Exercise task: Repeat the lines below exactly as they appear, but leave out the images.

Information given:
BEGIN

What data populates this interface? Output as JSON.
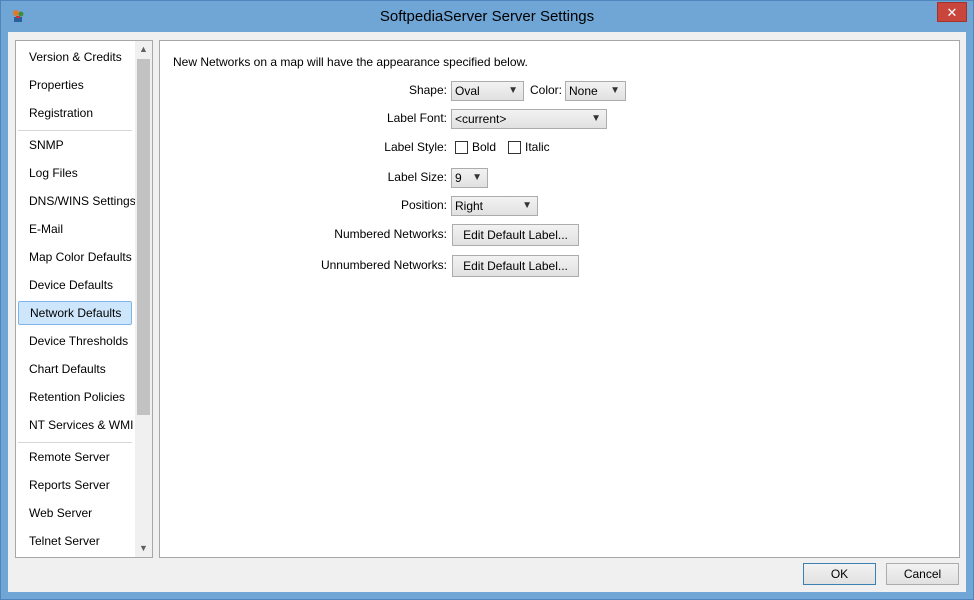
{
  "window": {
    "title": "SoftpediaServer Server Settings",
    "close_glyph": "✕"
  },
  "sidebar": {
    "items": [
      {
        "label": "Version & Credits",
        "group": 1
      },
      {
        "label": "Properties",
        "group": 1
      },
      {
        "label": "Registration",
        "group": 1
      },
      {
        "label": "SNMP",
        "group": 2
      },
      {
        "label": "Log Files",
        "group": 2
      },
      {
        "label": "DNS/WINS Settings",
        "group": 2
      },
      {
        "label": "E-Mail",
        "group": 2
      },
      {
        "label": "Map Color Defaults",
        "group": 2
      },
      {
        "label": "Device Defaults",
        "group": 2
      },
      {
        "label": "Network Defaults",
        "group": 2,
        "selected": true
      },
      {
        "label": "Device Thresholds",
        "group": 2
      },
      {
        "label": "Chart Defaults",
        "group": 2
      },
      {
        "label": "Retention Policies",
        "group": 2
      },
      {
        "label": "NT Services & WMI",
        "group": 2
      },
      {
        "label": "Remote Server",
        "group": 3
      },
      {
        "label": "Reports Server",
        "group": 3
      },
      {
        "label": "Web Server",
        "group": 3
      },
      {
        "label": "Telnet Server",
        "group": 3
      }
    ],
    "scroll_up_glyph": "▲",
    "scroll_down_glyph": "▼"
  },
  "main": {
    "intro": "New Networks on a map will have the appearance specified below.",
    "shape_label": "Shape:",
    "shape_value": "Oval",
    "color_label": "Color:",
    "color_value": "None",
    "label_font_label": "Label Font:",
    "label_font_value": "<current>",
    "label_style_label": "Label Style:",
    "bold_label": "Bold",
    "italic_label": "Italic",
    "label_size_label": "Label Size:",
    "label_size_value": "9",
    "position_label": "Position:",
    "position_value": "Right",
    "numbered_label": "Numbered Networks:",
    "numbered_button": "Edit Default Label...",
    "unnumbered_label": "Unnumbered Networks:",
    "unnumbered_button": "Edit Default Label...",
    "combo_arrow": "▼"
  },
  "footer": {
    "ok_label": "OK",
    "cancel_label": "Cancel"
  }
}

END

Written answer:
What data populates this interface? Output as JSON.
{
  "window": {
    "title": "SoftpediaServer Server Settings",
    "close_glyph": "✕"
  },
  "sidebar": {
    "items": [
      {
        "label": "Version & Credits",
        "group": 1
      },
      {
        "label": "Properties",
        "group": 1
      },
      {
        "label": "Registration",
        "group": 1
      },
      {
        "label": "SNMP",
        "group": 2
      },
      {
        "label": "Log Files",
        "group": 2
      },
      {
        "label": "DNS/WINS Settings",
        "group": 2
      },
      {
        "label": "E-Mail",
        "group": 2
      },
      {
        "label": "Map Color Defaults",
        "group": 2
      },
      {
        "label": "Device Defaults",
        "group": 2
      },
      {
        "label": "Network Defaults",
        "group": 2,
        "selected": true
      },
      {
        "label": "Device Thresholds",
        "group": 2
      },
      {
        "label": "Chart Defaults",
        "group": 2
      },
      {
        "label": "Retention Policies",
        "group": 2
      },
      {
        "label": "NT Services & WMI",
        "group": 2
      },
      {
        "label": "Remote Server",
        "group": 3
      },
      {
        "label": "Reports Server",
        "group": 3
      },
      {
        "label": "Web Server",
        "group": 3
      },
      {
        "label": "Telnet Server",
        "group": 3
      }
    ],
    "scroll_up_glyph": "▲",
    "scroll_down_glyph": "▼"
  },
  "main": {
    "intro": "New Networks on a map will have the appearance specified below.",
    "shape_label": "Shape:",
    "shape_value": "Oval",
    "color_label": "Color:",
    "color_value": "None",
    "label_font_label": "Label Font:",
    "label_font_value": "<current>",
    "label_style_label": "Label Style:",
    "bold_label": "Bold",
    "italic_label": "Italic",
    "label_size_label": "Label Size:",
    "label_size_value": "9",
    "position_label": "Position:",
    "position_value": "Right",
    "numbered_label": "Numbered Networks:",
    "numbered_button": "Edit Default Label...",
    "unnumbered_label": "Unnumbered Networks:",
    "unnumbered_button": "Edit Default Label...",
    "combo_arrow": "▼"
  },
  "footer": {
    "ok_label": "OK",
    "cancel_label": "Cancel"
  }
}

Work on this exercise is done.